Goal of the exercise: Could you write out every record below exactly, leaving out any pictures?

Supplied data:
────

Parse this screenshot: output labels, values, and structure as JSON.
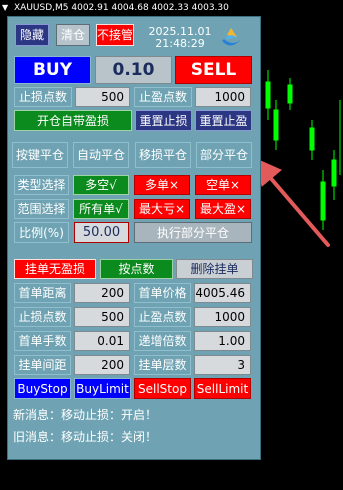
{
  "chart_header": {
    "symbol": "XAUUSD,M5",
    "open": "4002.91",
    "high": "4004.68",
    "low": "4002.33",
    "close": "4003.30"
  },
  "top_row": {
    "hide_label": "隐藏",
    "clear_label": "清仓",
    "no_manage_label": "不接管",
    "date": "2025.11.01",
    "time": "21:48:29"
  },
  "trade": {
    "buy_label": "BUY",
    "lot_value": "0.10",
    "sell_label": "SELL"
  },
  "sl_tp": {
    "sl_points_label": "止损点数",
    "sl_points_value": "500",
    "tp_points_label": "止盈点数",
    "tp_points_value": "1000",
    "auto_sltp_label": "开仓自带盈损",
    "reset_sl_label": "重置止损",
    "reset_tp_label": "重置止盈"
  },
  "close_modes": {
    "key_close": "按键平仓",
    "auto_close": "自动平仓",
    "trail_close": "移损平仓",
    "partial_close": "部分平仓"
  },
  "filters": {
    "type_select_label": "类型选择",
    "long_short": "多空√",
    "long_only": "多单×",
    "short_only": "空单×",
    "range_select_label": "范围选择",
    "all_orders": "所有单√",
    "max_loss": "最大亏×",
    "max_profit": "最大盈×",
    "ratio_label": "比例(%)",
    "ratio_value": "50.00",
    "execute_partial_label": "执行部分平仓"
  },
  "pending": {
    "no_sltp_label": "挂单无盈损",
    "by_points_label": "按点数",
    "delete_pending_label": "删除挂单",
    "first_distance_label": "首单距离",
    "first_distance_value": "200",
    "first_price_label": "首单价格",
    "first_price_value": "4005.46",
    "sl_points_label": "止损点数",
    "sl_points_value": "500",
    "tp_points_label": "止盈点数",
    "tp_points_value": "1000",
    "first_lot_label": "首单手数",
    "first_lot_value": "0.01",
    "multiplier_label": "递增倍数",
    "multiplier_value": "1.00",
    "spacing_label": "挂单间距",
    "spacing_value": "200",
    "levels_label": "挂单层数",
    "levels_value": "3"
  },
  "order_buttons": {
    "buy_stop": "BuyStop",
    "buy_limit": "BuyLimit",
    "sell_stop": "SellStop",
    "sell_limit": "SellLimit"
  },
  "messages": {
    "new_msg": "新消息：移动止损：开启！",
    "old_msg": "旧消息：移动止损：关闭！"
  },
  "colors": {
    "panel_bg": "#6fa3b3",
    "buy_blue": "#0000ff",
    "sell_red": "#ff0000",
    "active_green": "#0b8a1e",
    "annotation_arrow": "#e35a5a"
  }
}
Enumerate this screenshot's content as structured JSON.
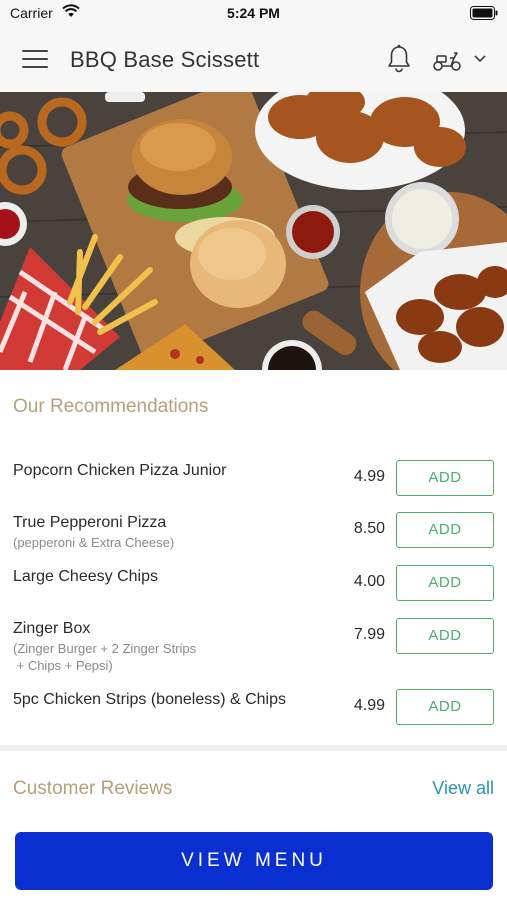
{
  "status_bar": {
    "carrier": "Carrier",
    "time": "5:24 PM"
  },
  "header": {
    "title": "BBQ Base Scissett"
  },
  "recommendations": {
    "title": "Our Recommendations",
    "add_label": "ADD",
    "items": [
      {
        "name": "Popcorn Chicken Pizza Junior",
        "desc": [],
        "price": "4.99"
      },
      {
        "name": "True Pepperoni Pizza",
        "desc": [
          "(pepperoni & Extra Cheese)"
        ],
        "price": "8.50"
      },
      {
        "name": "Large Cheesy Chips",
        "desc": [],
        "price": "4.00"
      },
      {
        "name": "Zinger Box",
        "desc": [
          "(Zinger Burger + 2 Zinger Strips",
          " + Chips + Pepsi)"
        ],
        "price": "7.99"
      },
      {
        "name": "5pc Chicken Strips (boneless) & Chips",
        "desc": [],
        "price": "4.99"
      }
    ]
  },
  "reviews": {
    "title": "Customer Reviews",
    "view_all": "View all"
  },
  "cta": {
    "label": "VIEW MENU"
  },
  "colors": {
    "accent_gold": "#b3a17a",
    "add_green": "#4caf6e",
    "link_blue": "#2e93b8",
    "cta_blue": "#0a2fd1"
  },
  "icons": [
    "wifi-icon",
    "battery-icon",
    "menu-icon",
    "bell-icon",
    "scooter-icon",
    "chevron-down-icon"
  ]
}
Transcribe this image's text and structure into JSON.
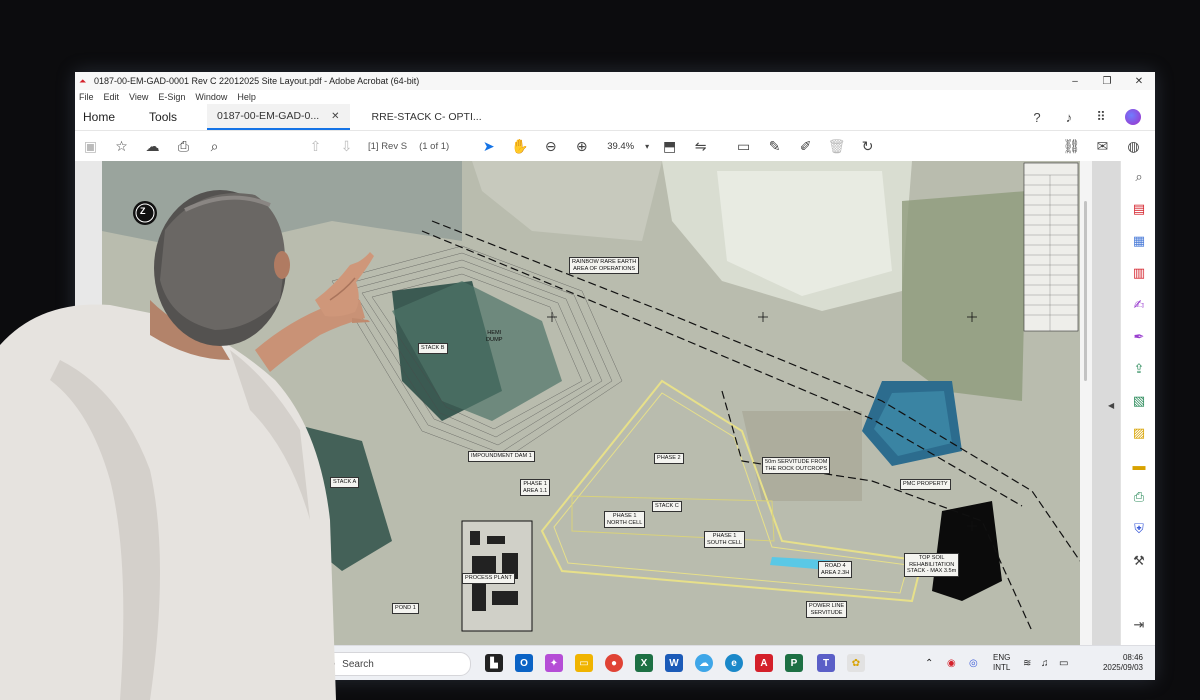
{
  "window": {
    "title": "0187-00-EM-GAD-0001 Rev C 22012025 Site Layout.pdf - Adobe Acrobat (64-bit)",
    "menu": [
      "File",
      "Edit",
      "View",
      "E-Sign",
      "Window",
      "Help"
    ]
  },
  "tabs": {
    "home": "Home",
    "tools": "Tools",
    "doc_tabs": [
      {
        "label": "0187-00-EM-GAD-0...",
        "active": true
      },
      {
        "label": "RRE-STACK C- OPTI...",
        "active": false
      }
    ]
  },
  "toolbar": {
    "page_label": "[1] Rev S",
    "page_count": "(1 of 1)",
    "zoom": "39.4%",
    "accent_color": "#1473e6"
  },
  "map": {
    "labels": {
      "rainbow": "RAINBOW RARE EARTH\nAREA OF OPERATIONS",
      "stack_b": "STACK B",
      "hemi_dump": "HEMI\nDUMP",
      "stack_a": "STACK A",
      "impoundment_dam": "IMPOUNDMENT DAM 1",
      "phase_area": "PHASE 1\nAREA 1.1",
      "phase2": "PHASE 2",
      "stack_c": "STACK C",
      "phase1_north": "PHASE 1\nNORTH CELL",
      "phase1_south": "PHASE 1\nSOUTH CELL",
      "servitude": "50m SERVITUDE FROM\nTHE ROCK OUTCROPS",
      "pmc_property": "PMC PROPERTY",
      "top_soil": "TOP SOIL\nREHABILITATION\nSTACK - MAX 3.5m",
      "process_plant": "PROCESS PLANT",
      "power_line": "POWER LINE\nSERVITUDE",
      "pond": "POND 1",
      "road": "ROAD 4\nAREA 2.3H",
      "compass": "Z"
    }
  },
  "taskbar": {
    "search_placeholder": "Search",
    "lang_line1": "ENG",
    "lang_line2": "INTL",
    "time": "08:46",
    "date": "2025/09/03"
  }
}
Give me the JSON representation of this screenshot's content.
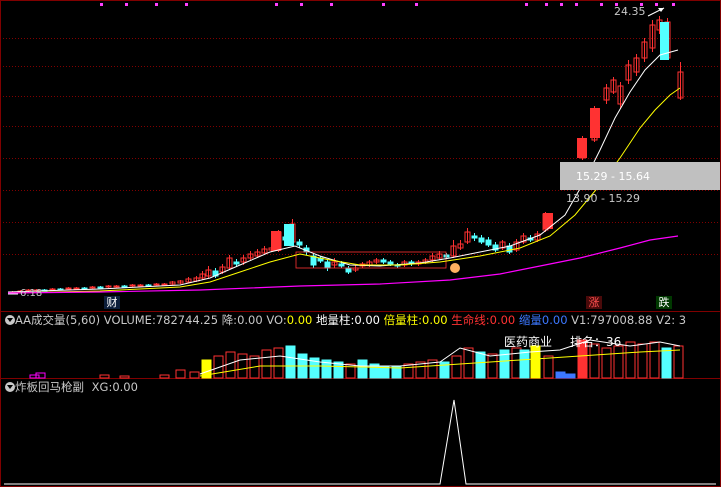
{
  "price_panel": {
    "high_label": "24.35",
    "box_label_a": "15.29 - 15.64",
    "box_label_b": "13.90 - 15.29",
    "low_label": "6.18",
    "marker_cai": "财",
    "marker_zhang": "涨",
    "marker_die": "跌"
  },
  "volume_panel": {
    "indicator_name": "AA成交量(5,60)",
    "volume_label": "VOLUME:",
    "volume_value": "782744.25",
    "jiang_label": "降:",
    "jiang_value": "0.00",
    "vo_label": "VO:",
    "vo_value": "0.00",
    "dilz_label": "地量柱:",
    "dilz_value": "0.00",
    "beilz_label": "倍量柱:",
    "beilz_value": "0.00",
    "smx_label": "生命线:",
    "smx_value": "0.00",
    "suolz_label": "缩量",
    "suolz_value": "0.00",
    "v1_label": "V1:",
    "v1_value": "797008.88",
    "v2_label": "V2: 3",
    "sector_label": "医药商业",
    "rank_label": "排名：",
    "rank_value": "36"
  },
  "indicator_panel": {
    "name": "炸板回马枪副",
    "xg_label": "XG:",
    "xg_value": "0.00"
  },
  "colors": {
    "up": "#ff3232",
    "down": "#54ffff",
    "ma_white": "#ffffff",
    "ma_yellow": "#ffff00",
    "ma_magenta": "#ff00ff",
    "grid": "#800000",
    "highlight": "#ffff00"
  }
}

────

Full response:
Parse this screenshot: output labels, values, and structure as JSON.
{
  "chart_header": {
    "symbol": "XAUUSD,M5",
    "open": "4002.91",
    "high": "4004.68",
    "low": "4002.33",
    "close": "4003.30"
  },
  "top_row": {
    "hide_label": "隐藏",
    "clear_label": "清仓",
    "no_manage_label": "不接管",
    "date": "2025.11.01",
    "time": "21:48:29"
  },
  "trade": {
    "buy_label": "BUY",
    "lot_value": "0.10",
    "sell_label": "SELL"
  },
  "sl_tp": {
    "sl_points_label": "止损点数",
    "sl_points_value": "500",
    "tp_points_label": "止盈点数",
    "tp_points_value": "1000",
    "auto_sltp_label": "开仓自带盈损",
    "reset_sl_label": "重置止损",
    "reset_tp_label": "重置止盈"
  },
  "close_modes": {
    "key_close": "按键平仓",
    "auto_close": "自动平仓",
    "trail_close": "移损平仓",
    "partial_close": "部分平仓"
  },
  "filters": {
    "type_select_label": "类型选择",
    "long_short": "多空√",
    "long_only": "多单×",
    "short_only": "空单×",
    "range_select_label": "范围选择",
    "all_orders": "所有单√",
    "max_loss": "最大亏×",
    "max_profit": "最大盈×",
    "ratio_label": "比例(%)",
    "ratio_value": "50.00",
    "execute_partial_label": "执行部分平仓"
  },
  "pending": {
    "no_sltp_label": "挂单无盈损",
    "by_points_label": "按点数",
    "delete_pending_label": "删除挂单",
    "first_distance_label": "首单距离",
    "first_distance_value": "200",
    "first_price_label": "首单价格",
    "first_price_value": "4005.46",
    "sl_points_label": "止损点数",
    "sl_points_value": "500",
    "tp_points_label": "止盈点数",
    "tp_points_value": "1000",
    "first_lot_label": "首单手数",
    "first_lot_value": "0.01",
    "multiplier_label": "递增倍数",
    "multiplier_value": "1.00",
    "spacing_label": "挂单间距",
    "spacing_value": "200",
    "levels_label": "挂单层数",
    "levels_value": "3"
  },
  "order_buttons": {
    "buy_stop": "BuyStop",
    "buy_limit": "BuyLimit",
    "sell_stop": "SellStop",
    "sell_limit": "SellLimit"
  },
  "messages": {
    "new_msg": "新消息：移动止损：开启！",
    "old_msg": "旧消息：移动止损：关闭！"
  },
  "colors": {
    "panel_bg": "#6fa3b3",
    "buy_blue": "#0000ff",
    "sell_red": "#ff0000",
    "active_green": "#0b8a1e",
    "annotation_arrow": "#e35a5a"
  }
}
Enumerate this screenshot's content as structured JSON.
{
  "status_bar": {
    "carrier": "Carrier",
    "time": "5:24 PM"
  },
  "header": {
    "title": "BBQ Base Scissett"
  },
  "recommendations": {
    "title": "Our Recommendations",
    "add_label": "ADD",
    "items": [
      {
        "name": "Popcorn Chicken Pizza Junior",
        "desc": [],
        "price": "4.99"
      },
      {
        "name": "True Pepperoni Pizza",
        "desc": [
          "(pepperoni & Extra Cheese)"
        ],
        "price": "8.50"
      },
      {
        "name": "Large Cheesy Chips",
        "desc": [],
        "price": "4.00"
      },
      {
        "name": "Zinger Box",
        "desc": [
          "(Zinger Burger + 2 Zinger Strips",
          " + Chips + Pepsi)"
        ],
        "price": "7.99"
      },
      {
        "name": "5pc Chicken Strips (boneless) & Chips",
        "desc": [],
        "price": "4.99"
      }
    ]
  },
  "reviews": {
    "title": "Customer Reviews",
    "view_all": "View all"
  },
  "cta": {
    "label": "VIEW MENU"
  },
  "colors": {
    "accent_gold": "#b3a17a",
    "add_green": "#4caf6e",
    "link_blue": "#2e93b8",
    "cta_blue": "#0a2fd1"
  },
  "icons": [
    "wifi-icon",
    "battery-icon",
    "menu-icon",
    "bell-icon",
    "scooter-icon",
    "chevron-down-icon"
  ]
}
Transcribe this image's text and structure into JSON.
{
  "window": {
    "title": "0187-00-EM-GAD-0001 Rev C 22012025 Site Layout.pdf - Adobe Acrobat (64-bit)",
    "menu": [
      "File",
      "Edit",
      "View",
      "E-Sign",
      "Window",
      "Help"
    ]
  },
  "tabs": {
    "home": "Home",
    "tools": "Tools",
    "doc_tabs": [
      {
        "label": "0187-00-EM-GAD-0...",
        "active": true
      },
      {
        "label": "RRE-STACK C- OPTI...",
        "active": false
      }
    ]
  },
  "toolbar": {
    "page_label": "[1] Rev S",
    "page_count": "(1 of 1)",
    "zoom": "39.4%",
    "accent_color": "#1473e6"
  },
  "map": {
    "labels": {
      "rainbow": "RAINBOW RARE EARTH\nAREA OF OPERATIONS",
      "stack_b": "STACK B",
      "hemi_dump": "HEMI\nDUMP",
      "stack_a": "STACK A",
      "impoundment_dam": "IMPOUNDMENT DAM 1",
      "phase_area": "PHASE 1\nAREA 1.1",
      "phase2": "PHASE 2",
      "stack_c": "STACK C",
      "phase1_north": "PHASE 1\nNORTH CELL",
      "phase1_south": "PHASE 1\nSOUTH CELL",
      "servitude": "50m SERVITUDE FROM\nTHE ROCK OUTCROPS",
      "pmc_property": "PMC PROPERTY",
      "top_soil": "TOP SOIL\nREHABILITATION\nSTACK - MAX 3.5m",
      "process_plant": "PROCESS PLANT",
      "power_line": "POWER LINE\nSERVITUDE",
      "pond": "POND 1",
      "road": "ROAD 4\nAREA 2.3H",
      "compass": "Z"
    }
  },
  "taskbar": {
    "search_placeholder": "Search",
    "lang_line1": "ENG",
    "lang_line2": "INTL",
    "time": "08:46",
    "date": "2025/09/03"
  }
}
Give me the JSON representation of this screenshot's content.
{
  "price_panel": {
    "high_label": "24.35",
    "box_label_a": "15.29 - 15.64",
    "box_label_b": "13.90 - 15.29",
    "low_label": "6.18",
    "marker_cai": "财",
    "marker_zhang": "涨",
    "marker_die": "跌"
  },
  "volume_panel": {
    "indicator_name": "AA成交量(5,60)",
    "volume_label": "VOLUME:",
    "volume_value": "782744.25",
    "jiang_label": "降:",
    "jiang_value": "0.00",
    "vo_label": "VO:",
    "vo_value": "0.00",
    "dilz_label": "地量柱:",
    "dilz_value": "0.00",
    "beilz_label": "倍量柱:",
    "beilz_value": "0.00",
    "smx_label": "生命线:",
    "smx_value": "0.00",
    "suolz_label": "缩量",
    "suolz_value": "0.00",
    "v1_label": "V1:",
    "v1_value": "797008.88",
    "v2_label": "V2: 3",
    "sector_label": "医药商业",
    "rank_label": "排名：",
    "rank_value": "36"
  },
  "indicator_panel": {
    "name": "炸板回马枪副",
    "xg_label": "XG:",
    "xg_value": "0.00"
  },
  "colors": {
    "up": "#ff3232",
    "down": "#54ffff",
    "ma_white": "#ffffff",
    "ma_yellow": "#ffff00",
    "ma_magenta": "#ff00ff",
    "grid": "#800000",
    "highlight": "#ffff00"
  }
}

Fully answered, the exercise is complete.